In the discussion of whether LLMs are conscious, what does the text say you get by adjusting a little bit of langchain?

Exercise passage below:

I have no doubt the LLM road will continue to yield better and better models, but today's LLM infrastructure is not conscious.

I think I agree.

I don't know what consciousness is, but an LLM, as I posted below (https://lemmy.ca/comment/7813413), is incapable of thought in any traditional sense. It can generate novel new sequences, those sequences are contextualized to the input, and there's some intelligence there, but there's no continuity or capability for background thought or ruminating on an idea.

This is because ruminating on an idea is a waste of resources considering the purpose of the LLM. LLMs were meant to serve humans after all and do what they're told. However, adjust a little bit of langchain and you have LLMs that have internal monologues.

It has no way to spend more cycles clarifying an idea to itself before sharing.

Because it doesn't need to yet. Langchain devs are working on this precisely. There are use cases where this is important. Doing this hasn't been proven to be that difficult.

In this case, it is actually just a bunch of abstract algebra.

Everything is abstract algebra.

Asking an LLM what it's thinking just doesn't make any sense, it's still predicting the output of the conversation, not introspecting.

Define "introspection" in an algorithmic sense. Is introspection looking at one's memories and analyzing current events based on these memories? Well, then all AI models "introspect". That's how learning works.

End of Exercise passage.
Data section below:

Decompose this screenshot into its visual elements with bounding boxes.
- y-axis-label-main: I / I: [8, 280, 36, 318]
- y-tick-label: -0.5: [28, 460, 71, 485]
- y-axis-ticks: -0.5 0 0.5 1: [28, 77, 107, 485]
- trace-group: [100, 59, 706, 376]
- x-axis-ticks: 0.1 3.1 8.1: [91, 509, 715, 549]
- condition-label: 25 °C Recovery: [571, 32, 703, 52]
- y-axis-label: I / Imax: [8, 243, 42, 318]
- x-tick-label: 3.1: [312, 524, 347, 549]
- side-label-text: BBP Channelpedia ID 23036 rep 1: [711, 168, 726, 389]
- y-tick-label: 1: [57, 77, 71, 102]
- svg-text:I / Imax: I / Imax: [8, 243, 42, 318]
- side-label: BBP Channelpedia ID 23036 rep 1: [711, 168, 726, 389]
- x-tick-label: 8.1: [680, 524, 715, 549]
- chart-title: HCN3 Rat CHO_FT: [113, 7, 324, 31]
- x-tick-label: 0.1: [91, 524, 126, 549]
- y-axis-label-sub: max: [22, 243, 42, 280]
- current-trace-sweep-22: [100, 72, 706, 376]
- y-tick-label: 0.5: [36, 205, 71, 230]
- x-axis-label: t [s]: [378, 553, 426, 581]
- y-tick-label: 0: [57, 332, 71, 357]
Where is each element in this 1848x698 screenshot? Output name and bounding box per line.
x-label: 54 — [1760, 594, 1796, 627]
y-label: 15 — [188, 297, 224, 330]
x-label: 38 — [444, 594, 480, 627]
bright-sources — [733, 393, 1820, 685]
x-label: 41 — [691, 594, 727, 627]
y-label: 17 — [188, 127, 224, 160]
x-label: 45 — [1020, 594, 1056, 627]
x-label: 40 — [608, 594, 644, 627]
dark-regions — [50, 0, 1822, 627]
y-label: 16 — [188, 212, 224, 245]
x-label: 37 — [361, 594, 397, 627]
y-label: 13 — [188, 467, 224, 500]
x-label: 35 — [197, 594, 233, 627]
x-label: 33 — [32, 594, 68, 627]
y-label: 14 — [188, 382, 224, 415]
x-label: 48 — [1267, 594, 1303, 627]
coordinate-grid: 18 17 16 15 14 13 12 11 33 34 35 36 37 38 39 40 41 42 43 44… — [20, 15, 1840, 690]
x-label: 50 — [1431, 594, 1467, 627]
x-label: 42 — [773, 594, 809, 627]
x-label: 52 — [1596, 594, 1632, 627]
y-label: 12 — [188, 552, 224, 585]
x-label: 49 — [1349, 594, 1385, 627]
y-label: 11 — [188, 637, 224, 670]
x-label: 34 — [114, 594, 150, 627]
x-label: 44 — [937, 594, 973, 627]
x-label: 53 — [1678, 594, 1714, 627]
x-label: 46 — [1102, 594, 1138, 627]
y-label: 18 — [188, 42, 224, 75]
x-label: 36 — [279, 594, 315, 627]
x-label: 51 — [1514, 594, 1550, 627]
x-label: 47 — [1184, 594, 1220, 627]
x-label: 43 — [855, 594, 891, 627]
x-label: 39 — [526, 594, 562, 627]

End of Data section.

**Response area**
LLMs that have internal monologues.